[Chart and figure data]
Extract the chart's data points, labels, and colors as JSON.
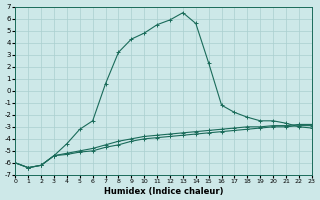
{
  "title": "",
  "xlabel": "Humidex (Indice chaleur)",
  "bg_color": "#cde8e8",
  "grid_color": "#aacfcf",
  "line_color": "#1a6b5a",
  "xlim": [
    0,
    23
  ],
  "ylim": [
    -7,
    7
  ],
  "xticks": [
    0,
    1,
    2,
    3,
    4,
    5,
    6,
    7,
    8,
    9,
    10,
    11,
    12,
    13,
    14,
    15,
    16,
    17,
    18,
    19,
    20,
    21,
    22,
    23
  ],
  "yticks": [
    -7,
    -6,
    -5,
    -4,
    -3,
    -2,
    -1,
    0,
    1,
    2,
    3,
    4,
    5,
    6,
    7
  ],
  "line1_x": [
    0,
    1,
    2,
    3,
    4,
    5,
    6,
    7,
    8,
    9,
    10,
    11,
    12,
    13,
    14,
    15,
    16,
    17,
    18,
    19,
    20,
    21,
    22,
    23
  ],
  "line1_y": [
    -6.0,
    -6.4,
    -6.2,
    -5.4,
    -4.4,
    -3.2,
    -2.5,
    0.6,
    3.2,
    4.3,
    4.8,
    5.5,
    5.9,
    6.5,
    5.6,
    2.3,
    -1.2,
    -1.8,
    -2.2,
    -2.5,
    -2.5,
    -2.7,
    -3.0,
    -3.1
  ],
  "line2_x": [
    0,
    1,
    2,
    3,
    4,
    5,
    6,
    7,
    8,
    9,
    10,
    11,
    12,
    13,
    14,
    15,
    16,
    17,
    18,
    19,
    20,
    21,
    22,
    23
  ],
  "line2_y": [
    -6.0,
    -6.4,
    -6.2,
    -5.4,
    -5.2,
    -5.0,
    -4.8,
    -4.5,
    -4.2,
    -4.0,
    -3.8,
    -3.7,
    -3.6,
    -3.5,
    -3.4,
    -3.3,
    -3.2,
    -3.1,
    -3.0,
    -3.0,
    -2.9,
    -2.9,
    -2.8,
    -2.8
  ],
  "line3_x": [
    0,
    1,
    2,
    3,
    4,
    5,
    6,
    7,
    8,
    9,
    10,
    11,
    12,
    13,
    14,
    15,
    16,
    17,
    18,
    19,
    20,
    21,
    22,
    23
  ],
  "line3_y": [
    -6.0,
    -6.4,
    -6.2,
    -5.4,
    -5.3,
    -5.1,
    -5.0,
    -4.7,
    -4.5,
    -4.2,
    -4.0,
    -3.9,
    -3.8,
    -3.7,
    -3.6,
    -3.5,
    -3.4,
    -3.3,
    -3.2,
    -3.1,
    -3.0,
    -3.0,
    -2.9,
    -2.9
  ],
  "marker_size": 3,
  "line_width": 0.8
}
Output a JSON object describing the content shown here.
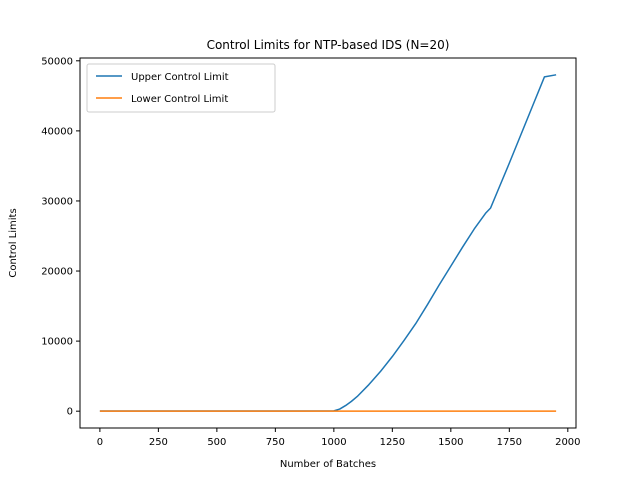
{
  "chart_data": {
    "type": "line",
    "title": "Control Limits for NTP-based IDS (N=20)",
    "xlabel": "Number of Batches",
    "ylabel": "Control Limits",
    "xlim": [
      -85,
      2035
    ],
    "ylim": [
      -2400,
      50400
    ],
    "xticks": [
      0,
      250,
      500,
      750,
      1000,
      1250,
      1500,
      1750,
      2000
    ],
    "yticks": [
      0,
      10000,
      20000,
      30000,
      40000,
      50000
    ],
    "grid": false,
    "legend_position": "top-left",
    "series": [
      {
        "name": "Upper Control Limit",
        "color": "#1f77b4",
        "x": [
          0,
          250,
          500,
          750,
          1000,
          1025,
          1050,
          1075,
          1100,
          1150,
          1200,
          1250,
          1300,
          1350,
          1400,
          1450,
          1500,
          1550,
          1600,
          1650,
          1670,
          1700,
          1750,
          1800,
          1850,
          1900,
          1950
        ],
        "y": [
          20,
          20,
          20,
          20,
          50,
          300,
          800,
          1400,
          2100,
          3800,
          5700,
          7800,
          10100,
          12500,
          15200,
          18000,
          20700,
          23400,
          26000,
          28300,
          29000,
          31400,
          35400,
          39500,
          43600,
          47700,
          48000
        ]
      },
      {
        "name": "Lower Control Limit",
        "color": "#ff7f0e",
        "x": [
          0,
          250,
          500,
          750,
          1000,
          1250,
          1500,
          1750,
          1950
        ],
        "y": [
          0,
          0,
          0,
          0,
          0,
          0,
          0,
          0,
          0
        ]
      }
    ]
  }
}
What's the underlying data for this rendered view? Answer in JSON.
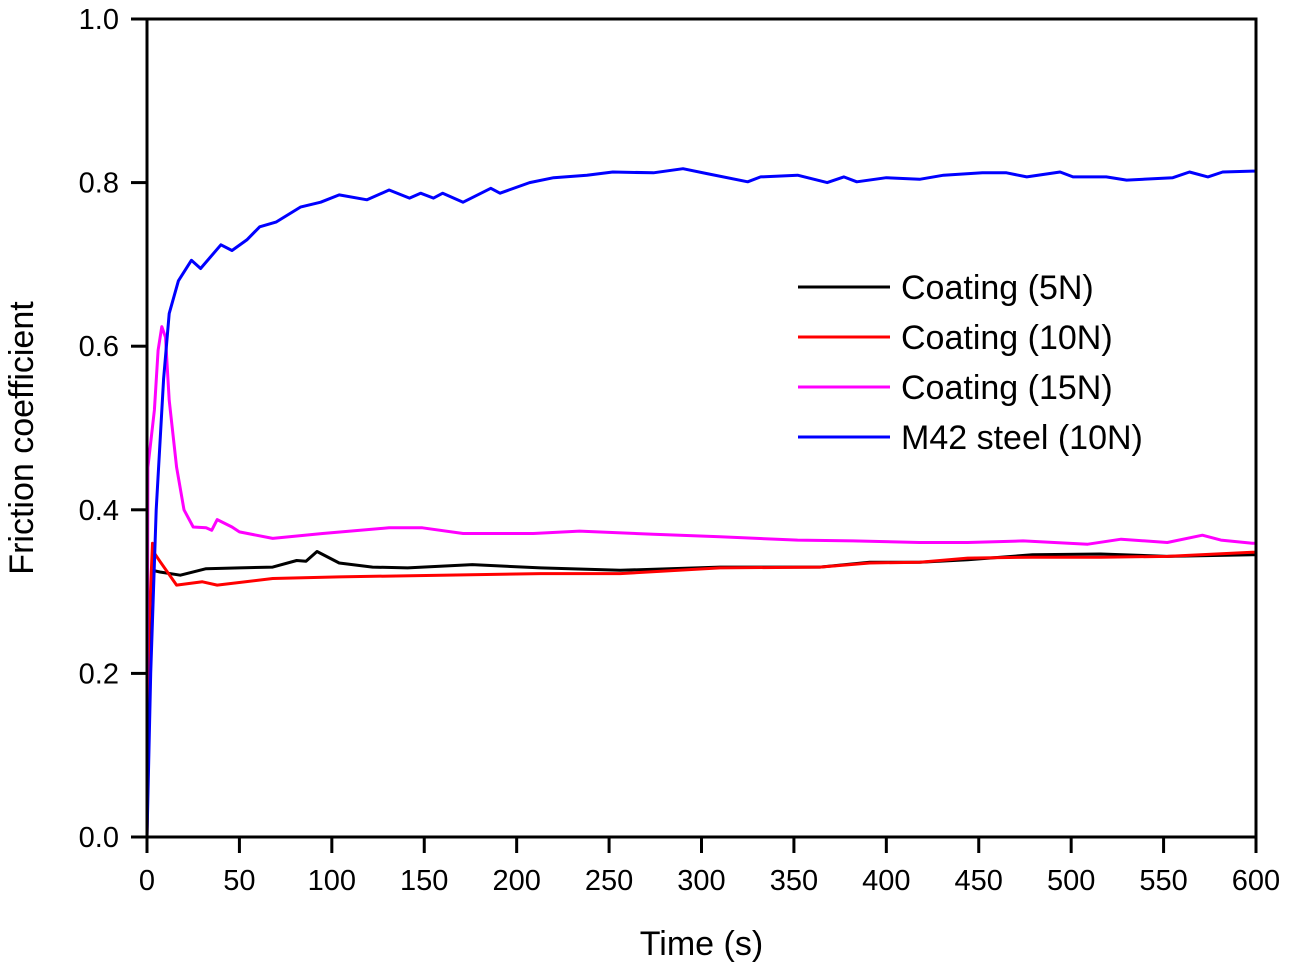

- **Task instructions**
Working from the entries above, return all lines that contain "JSON".

- **Exercise response**
Extract the chart's data points, labels, and colors as JSON.
Output a JSON object describing the content shown here.
What's the underlying data for this rendered view? Answer in JSON.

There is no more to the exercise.